**Data to use:**
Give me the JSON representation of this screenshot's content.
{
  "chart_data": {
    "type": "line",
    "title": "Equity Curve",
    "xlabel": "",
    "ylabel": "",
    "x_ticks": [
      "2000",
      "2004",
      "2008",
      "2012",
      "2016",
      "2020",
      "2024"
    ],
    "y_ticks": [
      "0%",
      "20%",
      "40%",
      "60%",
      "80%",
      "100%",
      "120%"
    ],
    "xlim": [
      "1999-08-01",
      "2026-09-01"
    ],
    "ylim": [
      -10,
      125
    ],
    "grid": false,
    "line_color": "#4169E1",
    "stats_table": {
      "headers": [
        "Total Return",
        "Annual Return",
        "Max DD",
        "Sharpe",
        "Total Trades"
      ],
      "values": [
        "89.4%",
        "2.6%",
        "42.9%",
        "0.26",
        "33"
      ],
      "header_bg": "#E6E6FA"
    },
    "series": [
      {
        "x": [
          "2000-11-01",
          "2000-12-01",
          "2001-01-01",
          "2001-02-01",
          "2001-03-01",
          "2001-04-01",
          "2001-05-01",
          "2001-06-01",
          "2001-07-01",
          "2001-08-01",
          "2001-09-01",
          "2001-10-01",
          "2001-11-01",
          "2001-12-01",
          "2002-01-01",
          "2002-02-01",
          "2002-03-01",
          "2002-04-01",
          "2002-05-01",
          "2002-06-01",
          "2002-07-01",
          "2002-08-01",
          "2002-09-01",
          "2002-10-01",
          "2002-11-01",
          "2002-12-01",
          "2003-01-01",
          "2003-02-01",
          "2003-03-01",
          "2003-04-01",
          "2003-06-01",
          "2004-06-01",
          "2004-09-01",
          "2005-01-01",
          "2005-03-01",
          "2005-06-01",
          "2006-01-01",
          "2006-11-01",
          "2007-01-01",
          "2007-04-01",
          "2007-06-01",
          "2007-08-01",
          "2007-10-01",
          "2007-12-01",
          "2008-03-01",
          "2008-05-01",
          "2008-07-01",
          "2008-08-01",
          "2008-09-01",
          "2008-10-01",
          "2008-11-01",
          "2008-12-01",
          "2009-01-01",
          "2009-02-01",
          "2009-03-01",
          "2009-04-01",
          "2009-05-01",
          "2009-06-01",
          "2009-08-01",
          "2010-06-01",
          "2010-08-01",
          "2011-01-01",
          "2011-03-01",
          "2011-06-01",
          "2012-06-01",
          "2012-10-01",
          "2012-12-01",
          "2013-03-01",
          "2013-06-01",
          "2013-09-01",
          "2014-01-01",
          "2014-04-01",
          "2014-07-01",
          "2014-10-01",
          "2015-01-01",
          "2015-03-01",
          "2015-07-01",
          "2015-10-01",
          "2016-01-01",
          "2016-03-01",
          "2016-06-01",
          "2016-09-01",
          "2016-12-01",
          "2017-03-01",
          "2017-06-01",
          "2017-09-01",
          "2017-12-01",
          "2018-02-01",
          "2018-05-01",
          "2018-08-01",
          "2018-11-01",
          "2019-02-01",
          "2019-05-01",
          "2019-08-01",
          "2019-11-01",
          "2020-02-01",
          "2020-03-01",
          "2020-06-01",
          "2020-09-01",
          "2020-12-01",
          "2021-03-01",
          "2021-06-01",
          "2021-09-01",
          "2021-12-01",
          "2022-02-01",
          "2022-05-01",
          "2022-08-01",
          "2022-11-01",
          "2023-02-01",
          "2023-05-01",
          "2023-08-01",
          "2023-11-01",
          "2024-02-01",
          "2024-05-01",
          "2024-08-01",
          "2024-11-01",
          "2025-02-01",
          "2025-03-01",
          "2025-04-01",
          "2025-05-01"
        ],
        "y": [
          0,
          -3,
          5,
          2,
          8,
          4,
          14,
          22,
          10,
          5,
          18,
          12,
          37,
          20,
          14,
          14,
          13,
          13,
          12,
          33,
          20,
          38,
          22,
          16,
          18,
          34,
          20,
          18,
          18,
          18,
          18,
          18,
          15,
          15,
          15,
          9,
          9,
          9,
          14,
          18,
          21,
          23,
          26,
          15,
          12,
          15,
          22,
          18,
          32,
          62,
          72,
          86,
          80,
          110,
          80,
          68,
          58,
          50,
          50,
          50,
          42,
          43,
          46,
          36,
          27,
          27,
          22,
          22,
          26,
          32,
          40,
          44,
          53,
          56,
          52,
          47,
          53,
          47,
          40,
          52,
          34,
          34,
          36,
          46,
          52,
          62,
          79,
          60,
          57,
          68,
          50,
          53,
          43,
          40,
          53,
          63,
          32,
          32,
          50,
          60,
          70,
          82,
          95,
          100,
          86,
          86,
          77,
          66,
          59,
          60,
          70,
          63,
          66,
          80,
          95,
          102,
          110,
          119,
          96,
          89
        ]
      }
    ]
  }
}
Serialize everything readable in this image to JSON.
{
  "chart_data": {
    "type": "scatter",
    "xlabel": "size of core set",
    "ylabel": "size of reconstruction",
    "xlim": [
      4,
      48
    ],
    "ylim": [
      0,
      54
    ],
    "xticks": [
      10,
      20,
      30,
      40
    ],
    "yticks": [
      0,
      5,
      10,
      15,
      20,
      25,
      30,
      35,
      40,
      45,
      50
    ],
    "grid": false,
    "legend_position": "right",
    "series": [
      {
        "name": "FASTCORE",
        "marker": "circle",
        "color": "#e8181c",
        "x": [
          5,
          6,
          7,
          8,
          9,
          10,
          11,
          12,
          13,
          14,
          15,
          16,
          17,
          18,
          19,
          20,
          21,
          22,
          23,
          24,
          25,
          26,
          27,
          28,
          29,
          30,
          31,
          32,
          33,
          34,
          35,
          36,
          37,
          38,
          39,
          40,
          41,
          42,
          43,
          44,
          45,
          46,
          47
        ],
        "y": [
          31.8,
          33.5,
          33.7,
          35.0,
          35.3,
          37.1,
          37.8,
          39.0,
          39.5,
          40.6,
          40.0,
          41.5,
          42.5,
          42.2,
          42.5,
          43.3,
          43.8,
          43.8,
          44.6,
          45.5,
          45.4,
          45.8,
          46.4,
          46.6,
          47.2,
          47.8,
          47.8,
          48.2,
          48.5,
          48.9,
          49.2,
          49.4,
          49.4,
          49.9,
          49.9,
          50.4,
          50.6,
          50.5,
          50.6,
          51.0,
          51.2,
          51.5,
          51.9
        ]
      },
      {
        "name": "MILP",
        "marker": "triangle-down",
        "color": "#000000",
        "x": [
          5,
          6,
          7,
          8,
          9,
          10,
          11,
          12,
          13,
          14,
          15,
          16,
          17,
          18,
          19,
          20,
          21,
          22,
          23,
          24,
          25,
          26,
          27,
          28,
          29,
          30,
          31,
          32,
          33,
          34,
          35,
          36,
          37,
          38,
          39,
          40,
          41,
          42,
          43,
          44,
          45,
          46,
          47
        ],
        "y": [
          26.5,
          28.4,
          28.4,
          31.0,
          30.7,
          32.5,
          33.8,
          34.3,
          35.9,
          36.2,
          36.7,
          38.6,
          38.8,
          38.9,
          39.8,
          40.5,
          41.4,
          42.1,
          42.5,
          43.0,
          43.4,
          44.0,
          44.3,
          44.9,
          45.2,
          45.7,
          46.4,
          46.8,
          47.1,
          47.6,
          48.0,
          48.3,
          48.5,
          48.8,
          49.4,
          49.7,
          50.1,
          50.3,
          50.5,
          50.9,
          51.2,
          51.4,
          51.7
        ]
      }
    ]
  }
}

**Exercise details:** List all lines in the material containing the string "ylabel".

**Expected answer:**
    "ylabel": "",
    "ylabel": "size of reconstruction",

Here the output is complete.